- **SHORT PROBLEM**: Leave out the pictures and return every entry exactly as it appears.
★ ★ ★ ★ ★
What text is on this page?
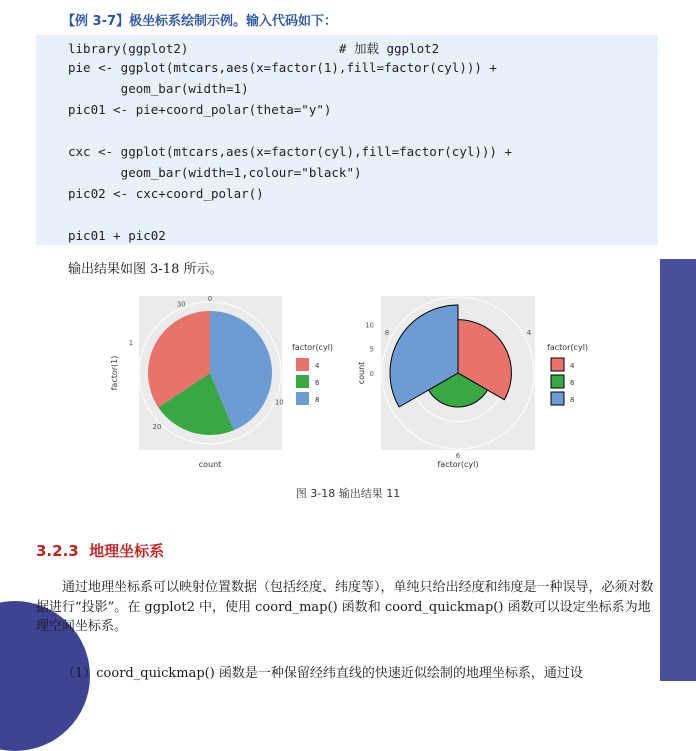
【例 3-7】极坐标系绘制示例。输入代码如下：
library(ggplot2)                    # 加载 ggplot2
pie <- ggplot(mtcars,aes(x=factor(1),fill=factor(cyl))) +
geom_bar(width=1)
pic01 <- pie+coord_polar(theta="y")
cxc <- ggplot(mtcars,aes(x=factor(cyl),fill=factor(cyl))) +
geom_bar(width=1,colour="black")
pic02 <- cxc+coord_polar()
pic01 + pic02
输出结果如图 3-18 所示。
0
10
20
30
factor(1)
1
count
factor(cyl)
4
6
8
4
6
8
0
5
10
count
factor(cyl)
factor(cyl)
4
6
8
图 3-18 输出结果 11
3.2.3 地理坐标系
通过地理坐标系可以映射位置数据（包括经度、纬度等），单纯只给出经度和纬度是一种误导，必须对数据进行“投影”。在 ggplot2 中，使用 coord_map() 函数和 coord_quickmap() 函数可以设定坐标系为地理空间坐标系。
（1）coord_quickmap() 函数是一种保留经纬直线的快速近似绘制的地理坐标系，通过设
★ ★ ★ ★ ★
- **SOLUTION FOR THIS PROBLEM**:
What text is on this page?
【例 3-7】极坐标系绘制示例。输入代码如下：
library(ggplot2)                    # 加载 ggplot2
pie <- ggplot(mtcars,aes(x=factor(1),fill=factor(cyl))) +
geom_bar(width=1)
pic01 <- pie+coord_polar(theta="y")
cxc <- ggplot(mtcars,aes(x=factor(cyl),fill=factor(cyl))) +
geom_bar(width=1,colour="black")
pic02 <- cxc+coord_polar()
pic01 + pic02
输出结果如图 3-18 所示。
0
10
20
30
factor(1)
1
count
factor(cyl)
4
6
8
4
6
8
0
5
10
count
factor(cyl)
factor(cyl)
4
6
8
图 3-18 输出结果 11
3.2.3 地理坐标系
通过地理坐标系可以映射位置数据（包括经度、纬度等），单纯只给出经度和纬度是一种误导，必须对数据进行“投影”。在 ggplot2 中，使用 coord_map() 函数和 coord_quickmap() 函数可以设定坐标系为地理空间坐标系。
（1）coord_quickmap() 函数是一种保留经纬直线的快速近似绘制的地理坐标系，通过设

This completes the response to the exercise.